Stored data entries

-- start --

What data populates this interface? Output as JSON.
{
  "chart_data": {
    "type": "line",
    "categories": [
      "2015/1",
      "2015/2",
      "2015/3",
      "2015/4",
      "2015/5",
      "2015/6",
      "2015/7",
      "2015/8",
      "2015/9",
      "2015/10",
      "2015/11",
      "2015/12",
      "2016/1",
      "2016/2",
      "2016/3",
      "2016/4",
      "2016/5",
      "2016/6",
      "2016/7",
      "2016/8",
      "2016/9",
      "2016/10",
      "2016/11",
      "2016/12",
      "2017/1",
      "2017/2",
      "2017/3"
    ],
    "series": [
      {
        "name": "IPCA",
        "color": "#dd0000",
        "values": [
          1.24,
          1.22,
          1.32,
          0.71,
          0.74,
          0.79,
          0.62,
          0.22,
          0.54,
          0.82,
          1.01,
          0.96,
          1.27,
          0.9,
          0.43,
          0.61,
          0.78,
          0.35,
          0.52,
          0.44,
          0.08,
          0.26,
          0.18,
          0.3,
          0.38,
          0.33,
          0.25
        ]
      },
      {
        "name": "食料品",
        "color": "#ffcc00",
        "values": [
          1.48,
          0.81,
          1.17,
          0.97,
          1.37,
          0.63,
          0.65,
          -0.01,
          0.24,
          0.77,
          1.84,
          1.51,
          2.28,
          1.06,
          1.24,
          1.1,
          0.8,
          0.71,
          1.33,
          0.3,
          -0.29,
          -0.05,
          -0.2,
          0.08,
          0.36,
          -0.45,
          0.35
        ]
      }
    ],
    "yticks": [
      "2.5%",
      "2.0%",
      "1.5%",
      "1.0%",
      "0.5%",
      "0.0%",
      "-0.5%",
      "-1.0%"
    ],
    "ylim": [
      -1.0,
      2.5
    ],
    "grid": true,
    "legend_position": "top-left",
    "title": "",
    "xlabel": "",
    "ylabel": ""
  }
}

-- end --

→ Prompt:
Retype all of the entries precisely as they are.

→ The output:
What data populates this interface? Output as JSON.
{
  "chart_data": {
    "type": "line",
    "categories": [
      "2015/1",
      "2015/2",
      "2015/3",
      "2015/4",
      "2015/5",
      "2015/6",
      "2015/7",
      "2015/8",
      "2015/9",
      "2015/10",
      "2015/11",
      "2015/12",
      "2016/1",
      "2016/2",
      "2016/3",
      "2016/4",
      "2016/5",
      "2016/6",
      "2016/7",
      "2016/8",
      "2016/9",
      "2016/10",
      "2016/11",
      "2016/12",
      "2017/1",
      "2017/2",
      "2017/3"
    ],
    "series": [
      {
        "name": "IPCA",
        "color": "#dd0000",
        "values": [
          1.24,
          1.22,
          1.32,
          0.71,
          0.74,
          0.79,
          0.62,
          0.22,
          0.54,
          0.82,
          1.01,
          0.96,
          1.27,
          0.9,
          0.43,
          0.61,
          0.78,
          0.35,
          0.52,
          0.44,
          0.08,
          0.26,
          0.18,
          0.3,
          0.38,
          0.33,
          0.25
        ]
      },
      {
        "name": "食料品",
        "color": "#ffcc00",
        "values": [
          1.48,
          0.81,
          1.17,
          0.97,
          1.37,
          0.63,
          0.65,
          -0.01,
          0.24,
          0.77,
          1.84,
          1.51,
          2.28,
          1.06,
          1.24,
          1.1,
          0.8,
          0.71,
          1.33,
          0.3,
          -0.29,
          -0.05,
          -0.2,
          0.08,
          0.36,
          -0.45,
          0.35
        ]
      }
    ],
    "yticks": [
      "2.5%",
      "2.0%",
      "1.5%",
      "1.0%",
      "0.5%",
      "0.0%",
      "-0.5%",
      "-1.0%"
    ],
    "ylim": [
      -1.0,
      2.5
    ],
    "grid": true,
    "legend_position": "top-left",
    "title": "",
    "xlabel": "",
    "ylabel": ""
  }
}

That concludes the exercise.